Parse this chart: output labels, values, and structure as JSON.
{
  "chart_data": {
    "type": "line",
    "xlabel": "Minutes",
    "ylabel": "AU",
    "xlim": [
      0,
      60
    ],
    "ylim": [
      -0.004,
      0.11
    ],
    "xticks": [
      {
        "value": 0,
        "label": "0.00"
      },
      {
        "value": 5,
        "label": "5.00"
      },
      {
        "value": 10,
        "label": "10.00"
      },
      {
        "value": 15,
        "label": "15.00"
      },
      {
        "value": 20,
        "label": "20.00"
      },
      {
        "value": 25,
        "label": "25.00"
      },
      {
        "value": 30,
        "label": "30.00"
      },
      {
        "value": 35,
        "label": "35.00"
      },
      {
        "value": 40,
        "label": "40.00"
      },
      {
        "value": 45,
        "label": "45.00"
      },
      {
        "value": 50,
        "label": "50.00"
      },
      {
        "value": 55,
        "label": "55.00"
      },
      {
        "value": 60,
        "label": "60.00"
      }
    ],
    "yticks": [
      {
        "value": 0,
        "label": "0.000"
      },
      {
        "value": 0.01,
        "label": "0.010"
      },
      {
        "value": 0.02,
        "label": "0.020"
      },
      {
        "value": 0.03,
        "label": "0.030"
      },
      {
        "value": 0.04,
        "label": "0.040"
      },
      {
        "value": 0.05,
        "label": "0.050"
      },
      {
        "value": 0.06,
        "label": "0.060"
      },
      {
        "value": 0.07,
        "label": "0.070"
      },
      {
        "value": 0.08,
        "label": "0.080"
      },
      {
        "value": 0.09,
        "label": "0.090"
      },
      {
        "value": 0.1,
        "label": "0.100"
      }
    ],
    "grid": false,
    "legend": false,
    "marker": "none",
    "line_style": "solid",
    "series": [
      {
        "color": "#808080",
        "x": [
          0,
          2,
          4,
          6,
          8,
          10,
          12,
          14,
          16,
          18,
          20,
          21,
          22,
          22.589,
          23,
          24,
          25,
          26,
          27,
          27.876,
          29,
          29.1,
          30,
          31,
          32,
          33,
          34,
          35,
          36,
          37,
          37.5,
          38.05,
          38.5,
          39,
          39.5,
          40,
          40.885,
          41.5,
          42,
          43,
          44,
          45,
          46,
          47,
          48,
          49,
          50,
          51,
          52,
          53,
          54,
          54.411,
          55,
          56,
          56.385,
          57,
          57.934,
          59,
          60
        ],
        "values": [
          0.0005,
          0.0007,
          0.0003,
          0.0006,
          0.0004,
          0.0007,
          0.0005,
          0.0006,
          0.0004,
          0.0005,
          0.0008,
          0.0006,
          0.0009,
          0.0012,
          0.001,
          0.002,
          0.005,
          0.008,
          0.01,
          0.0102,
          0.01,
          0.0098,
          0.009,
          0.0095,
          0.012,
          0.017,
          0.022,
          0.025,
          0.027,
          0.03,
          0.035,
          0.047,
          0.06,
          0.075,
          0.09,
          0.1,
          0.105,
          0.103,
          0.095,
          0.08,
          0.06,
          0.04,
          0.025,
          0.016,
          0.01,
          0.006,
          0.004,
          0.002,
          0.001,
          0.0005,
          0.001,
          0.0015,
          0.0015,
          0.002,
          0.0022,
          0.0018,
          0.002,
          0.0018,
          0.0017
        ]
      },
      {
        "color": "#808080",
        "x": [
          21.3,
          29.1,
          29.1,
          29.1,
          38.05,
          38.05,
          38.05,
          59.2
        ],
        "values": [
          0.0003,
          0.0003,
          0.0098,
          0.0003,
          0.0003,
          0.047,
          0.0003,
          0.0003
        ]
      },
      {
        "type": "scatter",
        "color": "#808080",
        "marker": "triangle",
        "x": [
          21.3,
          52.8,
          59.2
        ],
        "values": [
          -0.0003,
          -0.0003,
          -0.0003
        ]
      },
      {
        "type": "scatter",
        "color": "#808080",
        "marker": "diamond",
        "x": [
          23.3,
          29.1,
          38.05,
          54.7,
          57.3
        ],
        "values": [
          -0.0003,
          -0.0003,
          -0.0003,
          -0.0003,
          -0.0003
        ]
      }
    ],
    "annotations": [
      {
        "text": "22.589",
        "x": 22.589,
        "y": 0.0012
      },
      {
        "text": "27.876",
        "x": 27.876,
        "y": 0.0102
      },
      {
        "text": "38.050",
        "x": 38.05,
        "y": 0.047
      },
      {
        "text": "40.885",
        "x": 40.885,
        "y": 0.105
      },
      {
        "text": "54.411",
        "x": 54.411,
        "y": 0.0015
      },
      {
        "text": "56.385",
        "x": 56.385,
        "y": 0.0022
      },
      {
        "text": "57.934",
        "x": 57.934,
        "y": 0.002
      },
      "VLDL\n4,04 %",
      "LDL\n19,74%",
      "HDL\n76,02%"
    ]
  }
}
——————
▶ [REQUIREMENTS] Check each line above for "marker" and return the ones that have it.

▶ [WRITTEN SOLUTION]
    "marker": "none",
        "marker": "triangle",
        "marker": "diamond",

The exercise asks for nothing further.